INPUT DATA section start

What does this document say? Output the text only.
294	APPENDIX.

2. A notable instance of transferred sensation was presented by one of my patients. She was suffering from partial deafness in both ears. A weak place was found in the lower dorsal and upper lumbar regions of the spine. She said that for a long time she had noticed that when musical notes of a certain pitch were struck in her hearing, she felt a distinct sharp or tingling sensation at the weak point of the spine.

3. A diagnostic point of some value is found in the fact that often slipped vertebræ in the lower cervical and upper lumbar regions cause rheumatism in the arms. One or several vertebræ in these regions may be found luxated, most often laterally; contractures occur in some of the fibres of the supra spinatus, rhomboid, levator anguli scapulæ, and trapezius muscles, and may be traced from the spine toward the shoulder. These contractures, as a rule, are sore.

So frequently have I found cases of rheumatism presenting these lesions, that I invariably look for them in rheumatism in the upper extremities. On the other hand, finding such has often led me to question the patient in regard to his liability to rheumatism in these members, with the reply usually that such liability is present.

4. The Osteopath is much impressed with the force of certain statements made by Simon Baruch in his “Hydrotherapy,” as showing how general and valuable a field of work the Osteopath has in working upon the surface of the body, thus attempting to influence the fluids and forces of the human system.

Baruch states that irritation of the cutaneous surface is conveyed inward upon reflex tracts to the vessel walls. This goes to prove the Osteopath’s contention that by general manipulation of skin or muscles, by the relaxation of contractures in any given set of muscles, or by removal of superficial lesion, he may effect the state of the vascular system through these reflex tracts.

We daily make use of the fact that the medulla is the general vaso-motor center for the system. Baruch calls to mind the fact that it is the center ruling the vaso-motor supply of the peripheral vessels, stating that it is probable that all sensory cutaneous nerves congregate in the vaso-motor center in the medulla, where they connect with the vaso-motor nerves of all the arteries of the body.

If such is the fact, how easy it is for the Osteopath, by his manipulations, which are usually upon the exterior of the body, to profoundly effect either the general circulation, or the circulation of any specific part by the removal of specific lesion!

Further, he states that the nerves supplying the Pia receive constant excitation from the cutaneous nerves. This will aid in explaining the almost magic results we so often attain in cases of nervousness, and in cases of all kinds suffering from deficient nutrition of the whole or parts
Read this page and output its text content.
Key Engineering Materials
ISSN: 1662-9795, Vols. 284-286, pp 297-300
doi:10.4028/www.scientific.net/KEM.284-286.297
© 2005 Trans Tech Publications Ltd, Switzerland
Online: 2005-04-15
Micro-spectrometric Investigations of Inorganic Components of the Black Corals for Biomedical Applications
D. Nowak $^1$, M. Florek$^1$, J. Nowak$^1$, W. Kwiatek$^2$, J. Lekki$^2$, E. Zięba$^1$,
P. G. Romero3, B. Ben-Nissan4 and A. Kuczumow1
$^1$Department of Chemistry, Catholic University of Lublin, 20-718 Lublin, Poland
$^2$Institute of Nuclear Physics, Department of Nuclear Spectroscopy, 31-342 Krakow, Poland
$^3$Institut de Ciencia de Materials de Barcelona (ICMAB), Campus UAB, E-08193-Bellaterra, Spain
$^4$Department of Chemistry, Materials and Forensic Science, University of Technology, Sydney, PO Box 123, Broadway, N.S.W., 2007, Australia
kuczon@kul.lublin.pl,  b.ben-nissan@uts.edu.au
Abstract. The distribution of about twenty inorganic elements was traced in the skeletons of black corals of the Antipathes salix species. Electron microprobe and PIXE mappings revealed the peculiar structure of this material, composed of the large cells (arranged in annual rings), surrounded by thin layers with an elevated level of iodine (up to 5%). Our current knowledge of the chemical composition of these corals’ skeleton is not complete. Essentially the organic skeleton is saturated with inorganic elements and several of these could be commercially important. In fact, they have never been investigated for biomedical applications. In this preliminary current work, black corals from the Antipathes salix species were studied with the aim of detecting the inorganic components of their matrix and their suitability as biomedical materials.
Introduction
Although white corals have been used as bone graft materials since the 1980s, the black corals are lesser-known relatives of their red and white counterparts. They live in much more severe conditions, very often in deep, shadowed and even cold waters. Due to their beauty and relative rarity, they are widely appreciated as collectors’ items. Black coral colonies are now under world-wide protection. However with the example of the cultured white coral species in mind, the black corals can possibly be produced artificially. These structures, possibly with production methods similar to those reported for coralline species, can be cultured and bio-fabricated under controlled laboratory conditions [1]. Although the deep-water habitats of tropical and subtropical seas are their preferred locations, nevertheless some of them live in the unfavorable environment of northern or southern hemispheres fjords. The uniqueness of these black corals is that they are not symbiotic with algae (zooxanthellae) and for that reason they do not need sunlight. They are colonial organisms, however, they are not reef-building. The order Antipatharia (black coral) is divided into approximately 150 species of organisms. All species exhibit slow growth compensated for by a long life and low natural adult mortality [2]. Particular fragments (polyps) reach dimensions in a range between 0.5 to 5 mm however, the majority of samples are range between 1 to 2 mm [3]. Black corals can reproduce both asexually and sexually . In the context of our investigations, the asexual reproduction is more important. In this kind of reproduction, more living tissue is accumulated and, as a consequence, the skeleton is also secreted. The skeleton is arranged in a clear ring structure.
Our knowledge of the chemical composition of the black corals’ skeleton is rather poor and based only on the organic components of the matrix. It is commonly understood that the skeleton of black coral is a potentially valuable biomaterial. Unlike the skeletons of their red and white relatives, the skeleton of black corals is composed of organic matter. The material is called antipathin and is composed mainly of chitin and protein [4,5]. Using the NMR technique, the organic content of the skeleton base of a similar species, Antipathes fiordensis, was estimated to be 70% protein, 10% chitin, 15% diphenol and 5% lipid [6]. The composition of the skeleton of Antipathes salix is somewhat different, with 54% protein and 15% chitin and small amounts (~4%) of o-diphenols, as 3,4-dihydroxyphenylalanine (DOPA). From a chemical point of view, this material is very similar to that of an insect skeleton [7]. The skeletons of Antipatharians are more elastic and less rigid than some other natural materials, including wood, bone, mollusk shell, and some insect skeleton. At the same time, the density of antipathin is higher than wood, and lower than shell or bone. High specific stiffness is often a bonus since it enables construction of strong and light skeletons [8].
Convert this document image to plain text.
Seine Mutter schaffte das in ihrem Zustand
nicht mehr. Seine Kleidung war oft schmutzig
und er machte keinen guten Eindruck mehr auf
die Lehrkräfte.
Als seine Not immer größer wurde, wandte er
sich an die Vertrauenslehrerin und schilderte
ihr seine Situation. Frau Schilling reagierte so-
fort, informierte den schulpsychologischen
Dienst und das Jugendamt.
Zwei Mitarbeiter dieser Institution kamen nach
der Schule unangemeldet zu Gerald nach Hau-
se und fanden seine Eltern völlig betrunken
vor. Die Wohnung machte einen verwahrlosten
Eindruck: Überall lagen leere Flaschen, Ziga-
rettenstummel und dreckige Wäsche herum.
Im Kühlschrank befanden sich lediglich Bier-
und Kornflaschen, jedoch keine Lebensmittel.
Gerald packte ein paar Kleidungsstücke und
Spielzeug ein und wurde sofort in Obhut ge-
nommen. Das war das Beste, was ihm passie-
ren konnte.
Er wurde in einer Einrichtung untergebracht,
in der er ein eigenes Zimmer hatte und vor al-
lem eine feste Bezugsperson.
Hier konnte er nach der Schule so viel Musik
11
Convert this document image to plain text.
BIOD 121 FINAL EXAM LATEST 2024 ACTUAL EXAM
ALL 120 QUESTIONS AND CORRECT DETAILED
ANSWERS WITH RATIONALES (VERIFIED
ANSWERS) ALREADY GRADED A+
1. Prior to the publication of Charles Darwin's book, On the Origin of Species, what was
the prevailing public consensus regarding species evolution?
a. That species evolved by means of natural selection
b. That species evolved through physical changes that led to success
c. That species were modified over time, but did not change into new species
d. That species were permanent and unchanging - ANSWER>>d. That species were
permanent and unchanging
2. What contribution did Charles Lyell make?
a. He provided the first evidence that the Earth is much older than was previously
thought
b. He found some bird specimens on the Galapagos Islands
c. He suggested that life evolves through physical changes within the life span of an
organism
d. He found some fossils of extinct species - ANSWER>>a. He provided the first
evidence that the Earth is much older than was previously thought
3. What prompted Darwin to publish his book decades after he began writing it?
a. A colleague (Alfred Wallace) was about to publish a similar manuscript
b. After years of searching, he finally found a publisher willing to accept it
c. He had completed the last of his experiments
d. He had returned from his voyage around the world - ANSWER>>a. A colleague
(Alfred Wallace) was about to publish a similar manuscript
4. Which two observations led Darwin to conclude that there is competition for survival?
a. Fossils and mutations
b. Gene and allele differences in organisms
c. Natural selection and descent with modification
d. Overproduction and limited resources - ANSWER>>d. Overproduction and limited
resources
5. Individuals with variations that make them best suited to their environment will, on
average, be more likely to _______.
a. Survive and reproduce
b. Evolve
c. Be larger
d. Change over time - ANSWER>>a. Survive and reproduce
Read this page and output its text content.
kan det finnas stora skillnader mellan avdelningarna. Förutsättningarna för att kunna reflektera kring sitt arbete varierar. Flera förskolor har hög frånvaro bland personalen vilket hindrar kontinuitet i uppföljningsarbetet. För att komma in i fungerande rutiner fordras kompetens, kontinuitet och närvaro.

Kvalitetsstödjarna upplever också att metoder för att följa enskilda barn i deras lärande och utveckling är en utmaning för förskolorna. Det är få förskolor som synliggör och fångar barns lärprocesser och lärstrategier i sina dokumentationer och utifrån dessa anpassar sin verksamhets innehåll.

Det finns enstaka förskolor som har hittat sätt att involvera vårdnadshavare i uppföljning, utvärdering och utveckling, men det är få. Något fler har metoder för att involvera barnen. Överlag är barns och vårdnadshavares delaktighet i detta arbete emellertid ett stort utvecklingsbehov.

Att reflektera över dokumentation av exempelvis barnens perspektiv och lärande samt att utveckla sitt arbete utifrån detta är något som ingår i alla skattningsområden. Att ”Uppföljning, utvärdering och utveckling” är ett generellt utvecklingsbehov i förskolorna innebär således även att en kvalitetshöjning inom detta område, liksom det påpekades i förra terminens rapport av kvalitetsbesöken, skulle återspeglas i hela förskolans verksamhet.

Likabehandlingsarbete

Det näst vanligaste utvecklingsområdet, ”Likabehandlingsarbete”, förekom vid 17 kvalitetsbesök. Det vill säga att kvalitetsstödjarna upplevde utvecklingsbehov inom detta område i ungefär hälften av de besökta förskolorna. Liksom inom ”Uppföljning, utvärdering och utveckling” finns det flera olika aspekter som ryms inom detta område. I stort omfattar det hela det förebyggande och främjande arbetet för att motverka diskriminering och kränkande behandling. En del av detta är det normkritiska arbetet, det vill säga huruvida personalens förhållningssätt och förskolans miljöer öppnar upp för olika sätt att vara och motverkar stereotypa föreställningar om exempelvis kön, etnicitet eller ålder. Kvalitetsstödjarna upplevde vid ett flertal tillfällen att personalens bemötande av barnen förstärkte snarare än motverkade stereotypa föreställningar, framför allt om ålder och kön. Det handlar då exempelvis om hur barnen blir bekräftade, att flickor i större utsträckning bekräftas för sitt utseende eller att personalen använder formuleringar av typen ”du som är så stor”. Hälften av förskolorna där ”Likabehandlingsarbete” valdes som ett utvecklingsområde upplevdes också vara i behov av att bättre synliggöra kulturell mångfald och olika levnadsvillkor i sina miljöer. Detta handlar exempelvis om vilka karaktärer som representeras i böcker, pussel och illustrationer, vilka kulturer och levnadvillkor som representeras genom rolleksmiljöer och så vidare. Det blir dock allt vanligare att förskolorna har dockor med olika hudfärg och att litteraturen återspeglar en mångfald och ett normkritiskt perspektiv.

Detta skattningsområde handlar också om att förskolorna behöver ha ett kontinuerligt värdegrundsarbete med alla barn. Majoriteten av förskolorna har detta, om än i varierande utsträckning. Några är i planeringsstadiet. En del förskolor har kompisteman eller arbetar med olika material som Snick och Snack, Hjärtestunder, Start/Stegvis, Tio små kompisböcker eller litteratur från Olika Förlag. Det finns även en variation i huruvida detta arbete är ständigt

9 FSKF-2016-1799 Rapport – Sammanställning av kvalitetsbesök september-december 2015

INPUT DATA section end

[ABOUT THIS TASK] What is the number of lines in the records that contain "metoder"? Answer with it alone.

[ANSWER FOR THE TASK] 2